Short task — Return the whole listing, line for line, without the pictures in it.

Exercise inputs —
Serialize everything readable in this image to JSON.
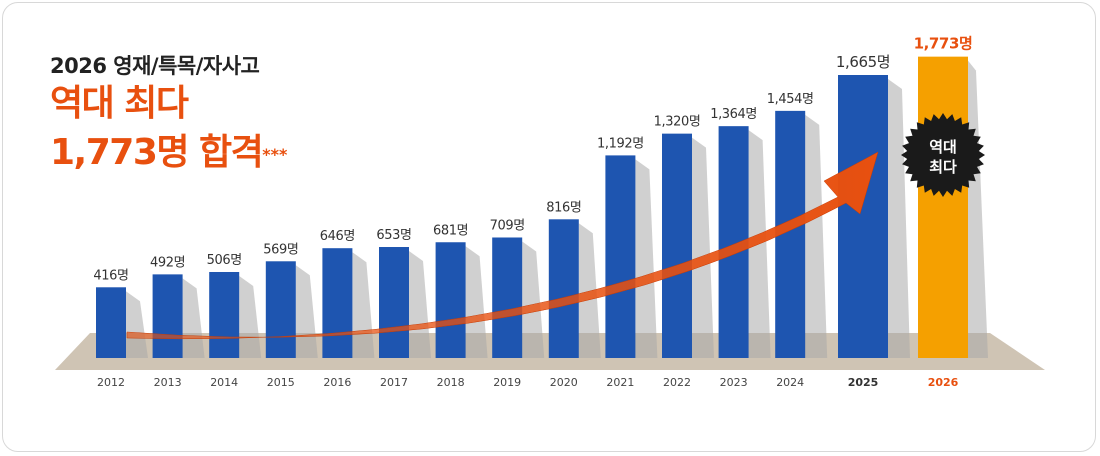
{
  "header": {
    "subtitle": "2026 영재/특목/자사고",
    "headline_line1": "역대 최다",
    "headline_line2": "1,773명 합격",
    "stars": "***"
  },
  "badge": {
    "line1": "역대",
    "line2": "최다"
  },
  "colors": {
    "bar": "#1e55b0",
    "highlight_bar": "#f5a000",
    "accent": "#e8500f",
    "floor": "#cfc4b4"
  },
  "chart_data": {
    "type": "bar",
    "title": "2026 영재/특목/자사고 역대 최다 1,773명 합격",
    "xlabel": "",
    "ylabel": "",
    "categories": [
      "2012",
      "2013",
      "2014",
      "2015",
      "2016",
      "2017",
      "2018",
      "2019",
      "2020",
      "2021",
      "2022",
      "2023",
      "2024",
      "2025",
      "2026"
    ],
    "values": [
      416,
      492,
      506,
      569,
      646,
      653,
      681,
      709,
      816,
      1192,
      1320,
      1364,
      1454,
      1665,
      1773
    ],
    "data_labels": [
      "416명",
      "492명",
      "506명",
      "569명",
      "646명",
      "653명",
      "681명",
      "709명",
      "816명",
      "1,192명",
      "1,320명",
      "1,364명",
      "1,454명",
      "1,665명",
      "1,773명"
    ],
    "highlight": "2026",
    "trend_arrow": true
  }
}
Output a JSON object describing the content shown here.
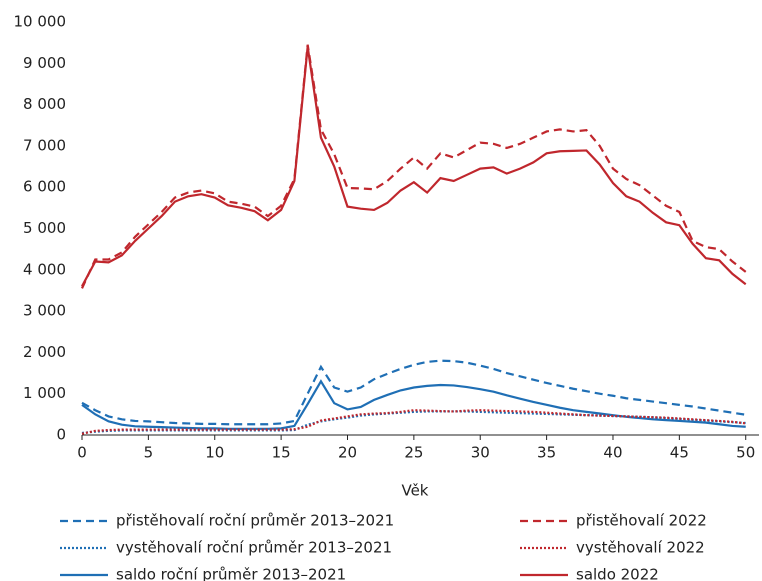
{
  "chart_data": {
    "type": "line",
    "xlabel": "Věk",
    "x": [
      0,
      1,
      2,
      3,
      4,
      5,
      6,
      7,
      8,
      9,
      10,
      11,
      12,
      13,
      14,
      15,
      16,
      17,
      18,
      19,
      20,
      21,
      22,
      23,
      24,
      25,
      26,
      27,
      28,
      29,
      30,
      31,
      32,
      33,
      34,
      35,
      36,
      37,
      38,
      39,
      40,
      41,
      42,
      43,
      44,
      45,
      46,
      47,
      48,
      49,
      50
    ],
    "xlim": [
      0,
      51
    ],
    "xticks": [
      0,
      5,
      10,
      15,
      20,
      25,
      30,
      35,
      40,
      45,
      50
    ],
    "ylim": [
      0,
      10000
    ],
    "yticks": [
      0,
      {
        "value": 1000,
        "label": "1 000"
      },
      {
        "value": 2000,
        "label": "2 000"
      },
      {
        "value": 3000,
        "label": "3 000"
      },
      {
        "value": 4000,
        "label": "4 000"
      },
      {
        "value": 5000,
        "label": "5 000"
      },
      {
        "value": 6000,
        "label": "6 000"
      },
      {
        "value": 7000,
        "label": "7 000"
      },
      {
        "value": 8000,
        "label": "8 000"
      },
      {
        "value": 9000,
        "label": "9 000"
      },
      {
        "value": 10000,
        "label": "10 000"
      }
    ],
    "grid": false,
    "series": [
      {
        "name": "přistěhovalí roční průměr 2013–2021",
        "color": "#1f6fb5",
        "dash": "dashed",
        "values": [
          780,
          600,
          450,
          380,
          340,
          330,
          310,
          290,
          280,
          270,
          270,
          260,
          260,
          260,
          260,
          280,
          340,
          1000,
          1650,
          1150,
          1050,
          1150,
          1350,
          1480,
          1600,
          1700,
          1770,
          1800,
          1790,
          1750,
          1680,
          1600,
          1500,
          1420,
          1340,
          1260,
          1190,
          1120,
          1060,
          1000,
          950,
          890,
          850,
          810,
          770,
          730,
          690,
          640,
          590,
          540,
          490
        ]
      },
      {
        "name": "vystěhovalí roční průměr 2013–2021",
        "color": "#1f6fb5",
        "dash": "dotted",
        "values": [
          50,
          80,
          100,
          110,
          110,
          110,
          110,
          110,
          110,
          110,
          110,
          110,
          110,
          110,
          110,
          110,
          120,
          250,
          330,
          380,
          420,
          470,
          500,
          520,
          540,
          560,
          570,
          570,
          570,
          570,
          560,
          550,
          540,
          530,
          520,
          510,
          500,
          490,
          480,
          470,
          460,
          450,
          440,
          430,
          410,
          390,
          370,
          350,
          330,
          310,
          290
        ]
      },
      {
        "name": "saldo roční průměr 2013–2021",
        "color": "#1f6fb5",
        "dash": "solid",
        "values": [
          730,
          500,
          330,
          250,
          210,
          200,
          190,
          180,
          170,
          160,
          160,
          150,
          150,
          150,
          150,
          160,
          220,
          750,
          1300,
          770,
          620,
          680,
          850,
          970,
          1080,
          1150,
          1190,
          1210,
          1200,
          1160,
          1110,
          1050,
          960,
          880,
          800,
          730,
          660,
          600,
          560,
          520,
          480,
          440,
          410,
          380,
          360,
          340,
          320,
          300,
          260,
          220,
          200
        ]
      },
      {
        "name": "přistěhovalí 2022",
        "color": "#c0272d",
        "dash": "dashed",
        "values": [
          3550,
          4250,
          4250,
          4420,
          4800,
          5100,
          5400,
          5750,
          5870,
          5920,
          5850,
          5650,
          5600,
          5530,
          5300,
          5550,
          6200,
          9450,
          7400,
          6800,
          5980,
          5970,
          5950,
          6150,
          6450,
          6720,
          6450,
          6820,
          6720,
          6900,
          7080,
          7050,
          6950,
          7050,
          7200,
          7350,
          7400,
          7350,
          7380,
          7000,
          6450,
          6200,
          6050,
          5800,
          5550,
          5400,
          4700,
          4550,
          4500,
          4200,
          3950
        ]
      },
      {
        "name": "vystěhovalí 2022",
        "color": "#c0272d",
        "dash": "dotted",
        "values": [
          30,
          100,
          120,
          130,
          130,
          130,
          130,
          130,
          130,
          130,
          130,
          130,
          130,
          130,
          130,
          130,
          140,
          200,
          350,
          400,
          450,
          500,
          520,
          530,
          560,
          600,
          590,
          580,
          570,
          590,
          600,
          590,
          580,
          570,
          560,
          540,
          520,
          500,
          480,
          470,
          460,
          450,
          440,
          430,
          420,
          400,
          380,
          360,
          340,
          320,
          280
        ]
      },
      {
        "name": "saldo 2022",
        "color": "#c0272d",
        "dash": "solid",
        "values": [
          3600,
          4200,
          4180,
          4350,
          4700,
          5000,
          5300,
          5650,
          5780,
          5830,
          5750,
          5560,
          5500,
          5420,
          5200,
          5450,
          6150,
          9400,
          7200,
          6500,
          5530,
          5480,
          5450,
          5620,
          5920,
          6120,
          5870,
          6220,
          6150,
          6300,
          6450,
          6480,
          6330,
          6450,
          6600,
          6820,
          6870,
          6880,
          6890,
          6550,
          6100,
          5780,
          5650,
          5380,
          5150,
          5080,
          4630,
          4280,
          4230,
          3900,
          3650
        ]
      }
    ]
  }
}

The response —
Serialize everything readable in this image to JSON.
{
  "header": {
    "subtitle": "2026 영재/특목/자사고",
    "headline_line1": "역대 최다",
    "headline_line2": "1,773명 합격",
    "stars": "***"
  },
  "badge": {
    "line1": "역대",
    "line2": "최다"
  },
  "colors": {
    "bar": "#1e55b0",
    "highlight_bar": "#f5a000",
    "accent": "#e8500f",
    "floor": "#cfc4b4"
  },
  "chart_data": {
    "type": "bar",
    "title": "2026 영재/특목/자사고 역대 최다 1,773명 합격",
    "xlabel": "",
    "ylabel": "",
    "categories": [
      "2012",
      "2013",
      "2014",
      "2015",
      "2016",
      "2017",
      "2018",
      "2019",
      "2020",
      "2021",
      "2022",
      "2023",
      "2024",
      "2025",
      "2026"
    ],
    "values": [
      416,
      492,
      506,
      569,
      646,
      653,
      681,
      709,
      816,
      1192,
      1320,
      1364,
      1454,
      1665,
      1773
    ],
    "data_labels": [
      "416명",
      "492명",
      "506명",
      "569명",
      "646명",
      "653명",
      "681명",
      "709명",
      "816명",
      "1,192명",
      "1,320명",
      "1,364명",
      "1,454명",
      "1,665명",
      "1,773명"
    ],
    "highlight": "2026",
    "trend_arrow": true
  }
}
Output a JSON object describing the content shown here.
{
  "chart_data": {
    "type": "line",
    "xlabel": "Věk",
    "x": [
      0,
      1,
      2,
      3,
      4,
      5,
      6,
      7,
      8,
      9,
      10,
      11,
      12,
      13,
      14,
      15,
      16,
      17,
      18,
      19,
      20,
      21,
      22,
      23,
      24,
      25,
      26,
      27,
      28,
      29,
      30,
      31,
      32,
      33,
      34,
      35,
      36,
      37,
      38,
      39,
      40,
      41,
      42,
      43,
      44,
      45,
      46,
      47,
      48,
      49,
      50
    ],
    "xlim": [
      0,
      51
    ],
    "xticks": [
      0,
      5,
      10,
      15,
      20,
      25,
      30,
      35,
      40,
      45,
      50
    ],
    "ylim": [
      0,
      10000
    ],
    "yticks": [
      0,
      {
        "value": 1000,
        "label": "1 000"
      },
      {
        "value": 2000,
        "label": "2 000"
      },
      {
        "value": 3000,
        "label": "3 000"
      },
      {
        "value": 4000,
        "label": "4 000"
      },
      {
        "value": 5000,
        "label": "5 000"
      },
      {
        "value": 6000,
        "label": "6 000"
      },
      {
        "value": 7000,
        "label": "7 000"
      },
      {
        "value": 8000,
        "label": "8 000"
      },
      {
        "value": 9000,
        "label": "9 000"
      },
      {
        "value": 10000,
        "label": "10 000"
      }
    ],
    "grid": false,
    "series": [
      {
        "name": "přistěhovalí roční průměr 2013–2021",
        "color": "#1f6fb5",
        "dash": "dashed",
        "values": [
          780,
          600,
          450,
          380,
          340,
          330,
          310,
          290,
          280,
          270,
          270,
          260,
          260,
          260,
          260,
          280,
          340,
          1000,
          1650,
          1150,
          1050,
          1150,
          1350,
          1480,
          1600,
          1700,
          1770,
          1800,
          1790,
          1750,
          1680,
          1600,
          1500,
          1420,
          1340,
          1260,
          1190,
          1120,
          1060,
          1000,
          950,
          890,
          850,
          810,
          770,
          730,
          690,
          640,
          590,
          540,
          490
        ]
      },
      {
        "name": "vystěhovalí roční průměr 2013–2021",
        "color": "#1f6fb5",
        "dash": "dotted",
        "values": [
          50,
          80,
          100,
          110,
          110,
          110,
          110,
          110,
          110,
          110,
          110,
          110,
          110,
          110,
          110,
          110,
          120,
          250,
          330,
          380,
          420,
          470,
          500,
          520,
          540,
          560,
          570,
          570,
          570,
          570,
          560,
          550,
          540,
          530,
          520,
          510,
          500,
          490,
          480,
          470,
          460,
          450,
          440,
          430,
          410,
          390,
          370,
          350,
          330,
          310,
          290
        ]
      },
      {
        "name": "saldo roční průměr 2013–2021",
        "color": "#1f6fb5",
        "dash": "solid",
        "values": [
          730,
          500,
          330,
          250,
          210,
          200,
          190,
          180,
          170,
          160,
          160,
          150,
          150,
          150,
          150,
          160,
          220,
          750,
          1300,
          770,
          620,
          680,
          850,
          970,
          1080,
          1150,
          1190,
          1210,
          1200,
          1160,
          1110,
          1050,
          960,
          880,
          800,
          730,
          660,
          600,
          560,
          520,
          480,
          440,
          410,
          380,
          360,
          340,
          320,
          300,
          260,
          220,
          200
        ]
      },
      {
        "name": "přistěhovalí 2022",
        "color": "#c0272d",
        "dash": "dashed",
        "values": [
          3550,
          4250,
          4250,
          4420,
          4800,
          5100,
          5400,
          5750,
          5870,
          5920,
          5850,
          5650,
          5600,
          5530,
          5300,
          5550,
          6200,
          9450,
          7400,
          6800,
          5980,
          5970,
          5950,
          6150,
          6450,
          6720,
          6450,
          6820,
          6720,
          6900,
          7080,
          7050,
          6950,
          7050,
          7200,
          7350,
          7400,
          7350,
          7380,
          7000,
          6450,
          6200,
          6050,
          5800,
          5550,
          5400,
          4700,
          4550,
          4500,
          4200,
          3950
        ]
      },
      {
        "name": "vystěhovalí 2022",
        "color": "#c0272d",
        "dash": "dotted",
        "values": [
          30,
          100,
          120,
          130,
          130,
          130,
          130,
          130,
          130,
          130,
          130,
          130,
          130,
          130,
          130,
          130,
          140,
          200,
          350,
          400,
          450,
          500,
          520,
          530,
          560,
          600,
          590,
          580,
          570,
          590,
          600,
          590,
          580,
          570,
          560,
          540,
          520,
          500,
          480,
          470,
          460,
          450,
          440,
          430,
          420,
          400,
          380,
          360,
          340,
          320,
          280
        ]
      },
      {
        "name": "saldo 2022",
        "color": "#c0272d",
        "dash": "solid",
        "values": [
          3600,
          4200,
          4180,
          4350,
          4700,
          5000,
          5300,
          5650,
          5780,
          5830,
          5750,
          5560,
          5500,
          5420,
          5200,
          5450,
          6150,
          9400,
          7200,
          6500,
          5530,
          5480,
          5450,
          5620,
          5920,
          6120,
          5870,
          6220,
          6150,
          6300,
          6450,
          6480,
          6330,
          6450,
          6600,
          6820,
          6870,
          6880,
          6890,
          6550,
          6100,
          5780,
          5650,
          5380,
          5150,
          5080,
          4630,
          4280,
          4230,
          3900,
          3650
        ]
      }
    ]
  }
}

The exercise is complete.